[Dataset entries on figures]
## Start

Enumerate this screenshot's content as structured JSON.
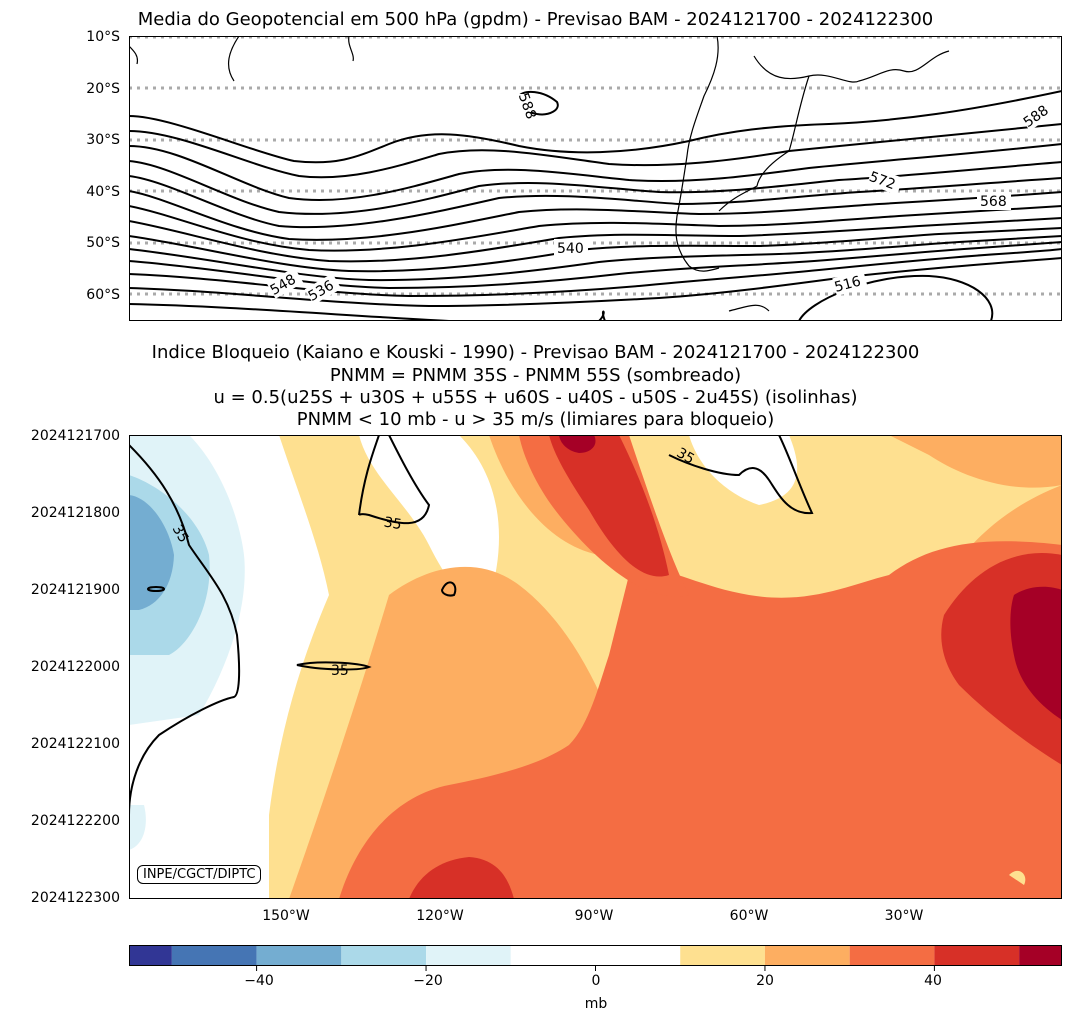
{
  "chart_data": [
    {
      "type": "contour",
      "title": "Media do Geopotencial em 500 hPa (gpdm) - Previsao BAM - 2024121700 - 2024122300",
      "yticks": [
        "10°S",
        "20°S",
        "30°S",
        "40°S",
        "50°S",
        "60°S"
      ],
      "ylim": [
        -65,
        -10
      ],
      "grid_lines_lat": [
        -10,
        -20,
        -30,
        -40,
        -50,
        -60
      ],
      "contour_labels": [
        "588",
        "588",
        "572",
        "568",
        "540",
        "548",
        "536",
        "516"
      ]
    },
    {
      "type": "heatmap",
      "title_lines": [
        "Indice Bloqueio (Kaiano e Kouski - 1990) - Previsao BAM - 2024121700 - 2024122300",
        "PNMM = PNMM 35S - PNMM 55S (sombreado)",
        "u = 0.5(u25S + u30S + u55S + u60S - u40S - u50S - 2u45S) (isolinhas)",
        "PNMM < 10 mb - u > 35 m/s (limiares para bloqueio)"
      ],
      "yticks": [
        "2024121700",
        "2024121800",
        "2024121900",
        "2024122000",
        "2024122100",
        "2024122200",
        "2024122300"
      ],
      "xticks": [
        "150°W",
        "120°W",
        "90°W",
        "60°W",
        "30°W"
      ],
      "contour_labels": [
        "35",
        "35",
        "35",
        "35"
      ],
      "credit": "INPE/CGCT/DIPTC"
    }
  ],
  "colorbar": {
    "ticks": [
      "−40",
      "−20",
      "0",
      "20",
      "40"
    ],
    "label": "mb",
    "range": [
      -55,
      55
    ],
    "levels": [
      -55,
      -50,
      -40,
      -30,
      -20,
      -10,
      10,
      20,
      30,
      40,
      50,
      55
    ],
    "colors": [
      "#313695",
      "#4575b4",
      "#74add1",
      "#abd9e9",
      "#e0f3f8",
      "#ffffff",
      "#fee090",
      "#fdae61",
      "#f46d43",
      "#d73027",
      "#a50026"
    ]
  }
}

## End
## Start

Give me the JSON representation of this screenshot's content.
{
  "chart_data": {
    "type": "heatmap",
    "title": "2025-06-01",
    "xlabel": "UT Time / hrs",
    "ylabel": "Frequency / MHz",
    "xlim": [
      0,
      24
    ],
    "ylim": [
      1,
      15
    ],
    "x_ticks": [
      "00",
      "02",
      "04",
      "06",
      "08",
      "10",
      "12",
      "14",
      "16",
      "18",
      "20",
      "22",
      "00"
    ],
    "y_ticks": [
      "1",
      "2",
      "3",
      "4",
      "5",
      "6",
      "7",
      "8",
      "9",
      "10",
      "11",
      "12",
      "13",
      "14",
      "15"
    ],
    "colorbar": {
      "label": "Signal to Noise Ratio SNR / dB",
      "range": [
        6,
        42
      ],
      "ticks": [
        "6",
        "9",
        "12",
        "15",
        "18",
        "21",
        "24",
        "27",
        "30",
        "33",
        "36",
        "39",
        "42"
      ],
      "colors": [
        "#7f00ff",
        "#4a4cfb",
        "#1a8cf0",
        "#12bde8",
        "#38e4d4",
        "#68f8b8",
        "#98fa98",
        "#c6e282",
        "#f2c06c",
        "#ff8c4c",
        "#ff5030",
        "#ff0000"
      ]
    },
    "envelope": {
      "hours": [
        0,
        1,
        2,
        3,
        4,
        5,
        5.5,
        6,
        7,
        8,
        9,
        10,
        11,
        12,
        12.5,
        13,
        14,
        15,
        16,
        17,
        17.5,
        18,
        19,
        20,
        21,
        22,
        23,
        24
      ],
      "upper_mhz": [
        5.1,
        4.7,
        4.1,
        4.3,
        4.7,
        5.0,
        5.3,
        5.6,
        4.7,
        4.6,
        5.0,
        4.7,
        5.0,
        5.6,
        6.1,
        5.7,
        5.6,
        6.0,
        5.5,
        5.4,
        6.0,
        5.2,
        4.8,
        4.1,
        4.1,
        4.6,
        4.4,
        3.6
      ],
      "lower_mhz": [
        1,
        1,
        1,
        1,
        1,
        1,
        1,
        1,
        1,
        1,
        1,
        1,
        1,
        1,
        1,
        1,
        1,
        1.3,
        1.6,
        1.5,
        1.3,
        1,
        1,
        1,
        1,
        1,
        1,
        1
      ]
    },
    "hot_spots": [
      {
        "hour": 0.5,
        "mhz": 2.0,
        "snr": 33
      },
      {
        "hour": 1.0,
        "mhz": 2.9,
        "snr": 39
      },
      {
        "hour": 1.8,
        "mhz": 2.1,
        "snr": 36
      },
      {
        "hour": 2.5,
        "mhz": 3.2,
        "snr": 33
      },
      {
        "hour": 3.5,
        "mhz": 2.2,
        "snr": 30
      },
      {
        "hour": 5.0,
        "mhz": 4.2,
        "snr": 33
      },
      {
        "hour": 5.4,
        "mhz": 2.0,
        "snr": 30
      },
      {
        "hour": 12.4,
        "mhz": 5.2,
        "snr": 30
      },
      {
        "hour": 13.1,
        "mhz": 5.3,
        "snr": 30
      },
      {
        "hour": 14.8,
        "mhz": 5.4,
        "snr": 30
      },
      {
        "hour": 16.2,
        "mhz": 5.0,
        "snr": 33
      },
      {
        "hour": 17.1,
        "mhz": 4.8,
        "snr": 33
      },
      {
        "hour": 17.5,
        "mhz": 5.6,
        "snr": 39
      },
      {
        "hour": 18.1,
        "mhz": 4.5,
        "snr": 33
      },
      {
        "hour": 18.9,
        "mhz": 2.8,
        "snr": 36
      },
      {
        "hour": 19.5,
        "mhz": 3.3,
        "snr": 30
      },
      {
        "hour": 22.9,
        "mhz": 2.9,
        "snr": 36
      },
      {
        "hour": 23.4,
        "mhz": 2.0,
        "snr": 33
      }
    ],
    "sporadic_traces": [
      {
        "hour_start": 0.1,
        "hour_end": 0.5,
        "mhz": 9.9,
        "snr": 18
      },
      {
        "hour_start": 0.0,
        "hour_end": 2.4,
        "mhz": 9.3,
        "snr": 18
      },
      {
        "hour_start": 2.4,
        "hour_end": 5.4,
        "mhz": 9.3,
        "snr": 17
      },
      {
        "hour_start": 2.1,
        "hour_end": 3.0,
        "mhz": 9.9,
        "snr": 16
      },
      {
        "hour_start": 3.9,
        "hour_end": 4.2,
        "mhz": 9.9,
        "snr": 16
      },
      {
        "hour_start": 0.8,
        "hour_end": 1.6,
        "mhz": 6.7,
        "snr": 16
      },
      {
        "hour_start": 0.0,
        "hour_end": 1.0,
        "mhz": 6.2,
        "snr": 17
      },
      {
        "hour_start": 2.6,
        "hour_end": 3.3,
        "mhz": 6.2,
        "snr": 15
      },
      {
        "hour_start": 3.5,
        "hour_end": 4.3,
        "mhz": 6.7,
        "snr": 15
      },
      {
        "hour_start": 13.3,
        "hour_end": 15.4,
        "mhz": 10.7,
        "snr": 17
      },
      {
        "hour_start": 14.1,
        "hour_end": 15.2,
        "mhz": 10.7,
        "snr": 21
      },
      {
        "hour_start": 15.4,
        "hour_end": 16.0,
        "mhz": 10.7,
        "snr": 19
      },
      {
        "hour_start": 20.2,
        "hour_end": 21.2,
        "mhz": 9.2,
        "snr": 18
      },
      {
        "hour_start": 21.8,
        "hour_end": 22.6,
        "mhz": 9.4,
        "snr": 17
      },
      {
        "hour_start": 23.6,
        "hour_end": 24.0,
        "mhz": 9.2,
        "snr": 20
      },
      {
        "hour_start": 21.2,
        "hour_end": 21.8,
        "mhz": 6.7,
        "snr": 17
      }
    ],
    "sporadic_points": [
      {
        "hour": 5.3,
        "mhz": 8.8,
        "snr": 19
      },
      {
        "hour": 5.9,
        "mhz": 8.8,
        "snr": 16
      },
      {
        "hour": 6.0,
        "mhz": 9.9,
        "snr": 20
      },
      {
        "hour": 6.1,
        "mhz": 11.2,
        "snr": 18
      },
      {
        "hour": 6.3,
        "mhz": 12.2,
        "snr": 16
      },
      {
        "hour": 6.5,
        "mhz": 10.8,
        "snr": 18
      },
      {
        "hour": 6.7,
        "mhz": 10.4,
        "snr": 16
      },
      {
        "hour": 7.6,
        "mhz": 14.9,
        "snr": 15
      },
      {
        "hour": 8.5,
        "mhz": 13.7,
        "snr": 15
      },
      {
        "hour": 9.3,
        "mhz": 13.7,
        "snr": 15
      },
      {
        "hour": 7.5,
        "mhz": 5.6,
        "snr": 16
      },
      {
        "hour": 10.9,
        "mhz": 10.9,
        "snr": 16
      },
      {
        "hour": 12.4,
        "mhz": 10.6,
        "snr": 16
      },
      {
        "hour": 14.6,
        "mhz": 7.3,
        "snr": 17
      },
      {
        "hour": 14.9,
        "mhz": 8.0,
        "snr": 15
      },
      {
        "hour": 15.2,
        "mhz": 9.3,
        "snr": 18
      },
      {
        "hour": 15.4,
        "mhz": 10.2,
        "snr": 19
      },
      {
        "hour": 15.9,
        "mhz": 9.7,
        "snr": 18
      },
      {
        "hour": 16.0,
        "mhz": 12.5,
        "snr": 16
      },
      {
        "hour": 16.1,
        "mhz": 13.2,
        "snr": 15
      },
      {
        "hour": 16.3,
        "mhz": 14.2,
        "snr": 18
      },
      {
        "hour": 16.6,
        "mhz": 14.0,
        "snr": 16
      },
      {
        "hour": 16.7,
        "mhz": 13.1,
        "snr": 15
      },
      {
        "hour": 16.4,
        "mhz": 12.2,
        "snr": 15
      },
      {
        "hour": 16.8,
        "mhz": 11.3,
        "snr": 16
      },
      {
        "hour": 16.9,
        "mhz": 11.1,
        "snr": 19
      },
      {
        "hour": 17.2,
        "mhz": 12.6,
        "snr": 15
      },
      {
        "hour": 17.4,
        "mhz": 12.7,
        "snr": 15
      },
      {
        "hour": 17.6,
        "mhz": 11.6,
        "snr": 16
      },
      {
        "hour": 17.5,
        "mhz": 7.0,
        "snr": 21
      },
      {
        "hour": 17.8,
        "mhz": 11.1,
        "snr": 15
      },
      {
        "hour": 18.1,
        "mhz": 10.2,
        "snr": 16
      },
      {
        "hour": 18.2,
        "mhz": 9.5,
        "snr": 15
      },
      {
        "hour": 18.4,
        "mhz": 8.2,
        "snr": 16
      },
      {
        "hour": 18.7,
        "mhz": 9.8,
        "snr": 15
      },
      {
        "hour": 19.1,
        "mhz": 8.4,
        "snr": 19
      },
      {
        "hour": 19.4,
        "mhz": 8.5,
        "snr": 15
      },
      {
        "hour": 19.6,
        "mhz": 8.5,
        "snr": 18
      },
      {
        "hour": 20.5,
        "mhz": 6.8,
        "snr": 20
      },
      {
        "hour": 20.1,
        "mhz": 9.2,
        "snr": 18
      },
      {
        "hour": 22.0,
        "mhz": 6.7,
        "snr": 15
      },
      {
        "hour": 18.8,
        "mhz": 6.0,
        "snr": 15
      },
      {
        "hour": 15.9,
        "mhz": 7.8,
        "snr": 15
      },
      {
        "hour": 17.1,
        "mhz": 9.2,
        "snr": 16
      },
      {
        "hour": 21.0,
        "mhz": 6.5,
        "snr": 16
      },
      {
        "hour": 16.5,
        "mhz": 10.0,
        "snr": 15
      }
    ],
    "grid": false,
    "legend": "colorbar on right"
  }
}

## End

Problem details -
Pull out and copy each line containing the string "content".

Answer to the problem -
Enumerate this screenshot's content as structured JSON.
Give me the JSON representation of this screenshot's content.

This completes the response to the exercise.